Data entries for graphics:
- - -

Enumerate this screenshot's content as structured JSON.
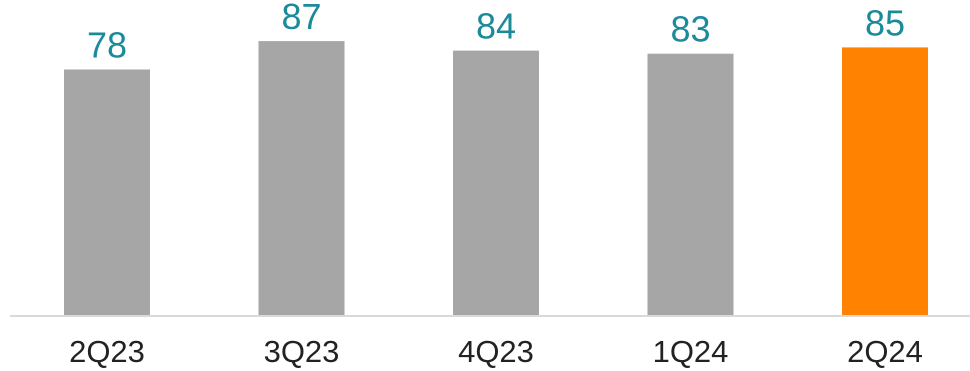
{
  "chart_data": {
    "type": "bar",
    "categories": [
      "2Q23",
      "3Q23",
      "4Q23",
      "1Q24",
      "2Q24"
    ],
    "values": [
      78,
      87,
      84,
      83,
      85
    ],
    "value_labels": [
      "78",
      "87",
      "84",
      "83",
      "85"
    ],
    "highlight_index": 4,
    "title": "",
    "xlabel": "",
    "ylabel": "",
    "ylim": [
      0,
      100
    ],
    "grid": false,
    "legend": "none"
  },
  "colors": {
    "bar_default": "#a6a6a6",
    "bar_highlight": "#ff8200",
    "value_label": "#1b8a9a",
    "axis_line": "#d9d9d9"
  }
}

- - -

**WHAT YOU WILL DO**: Print all of the entries word for word. Skip any images they contain.

**EXERCISE ANSWER**:
Enumerate this screenshot's content as structured JSON.
{
  "chart_data": {
    "type": "bar",
    "categories": [
      "2Q23",
      "3Q23",
      "4Q23",
      "1Q24",
      "2Q24"
    ],
    "values": [
      78,
      87,
      84,
      83,
      85
    ],
    "value_labels": [
      "78",
      "87",
      "84",
      "83",
      "85"
    ],
    "highlight_index": 4,
    "title": "",
    "xlabel": "",
    "ylabel": "",
    "ylim": [
      0,
      100
    ],
    "grid": false,
    "legend": "none"
  },
  "colors": {
    "bar_default": "#a6a6a6",
    "bar_highlight": "#ff8200",
    "value_label": "#1b8a9a",
    "axis_line": "#d9d9d9"
  }
}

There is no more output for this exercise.